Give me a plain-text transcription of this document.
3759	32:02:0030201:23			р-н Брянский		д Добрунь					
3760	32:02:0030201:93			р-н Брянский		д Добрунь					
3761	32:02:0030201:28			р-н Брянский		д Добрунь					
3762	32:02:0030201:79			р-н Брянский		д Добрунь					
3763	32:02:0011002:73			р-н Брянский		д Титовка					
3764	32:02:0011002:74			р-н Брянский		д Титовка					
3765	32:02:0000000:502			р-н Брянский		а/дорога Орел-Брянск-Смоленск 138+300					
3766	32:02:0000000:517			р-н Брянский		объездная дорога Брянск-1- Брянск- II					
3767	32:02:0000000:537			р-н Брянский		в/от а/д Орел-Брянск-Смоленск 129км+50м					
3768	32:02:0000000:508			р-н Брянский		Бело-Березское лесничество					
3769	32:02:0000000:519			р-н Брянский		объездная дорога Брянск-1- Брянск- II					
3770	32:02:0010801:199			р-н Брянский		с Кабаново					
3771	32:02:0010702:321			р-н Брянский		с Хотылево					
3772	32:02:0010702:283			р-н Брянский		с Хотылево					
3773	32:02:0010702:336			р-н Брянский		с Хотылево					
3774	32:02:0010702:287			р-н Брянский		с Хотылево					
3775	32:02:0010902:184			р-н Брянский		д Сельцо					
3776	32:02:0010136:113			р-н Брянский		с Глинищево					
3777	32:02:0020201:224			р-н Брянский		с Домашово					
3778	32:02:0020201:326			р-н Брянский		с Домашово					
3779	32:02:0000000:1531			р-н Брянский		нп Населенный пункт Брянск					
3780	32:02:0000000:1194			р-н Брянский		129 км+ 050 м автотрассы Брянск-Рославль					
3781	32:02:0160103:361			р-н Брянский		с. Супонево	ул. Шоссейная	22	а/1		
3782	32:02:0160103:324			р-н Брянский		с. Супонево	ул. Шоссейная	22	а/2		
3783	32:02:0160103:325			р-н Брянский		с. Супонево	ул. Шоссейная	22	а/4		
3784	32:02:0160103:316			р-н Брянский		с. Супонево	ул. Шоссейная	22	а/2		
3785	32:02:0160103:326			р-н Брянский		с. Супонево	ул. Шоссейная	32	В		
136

What you are asked to do
Look through the records above and report how many lines hold the word "Добрунь", giving only the number.

Solved exercise
4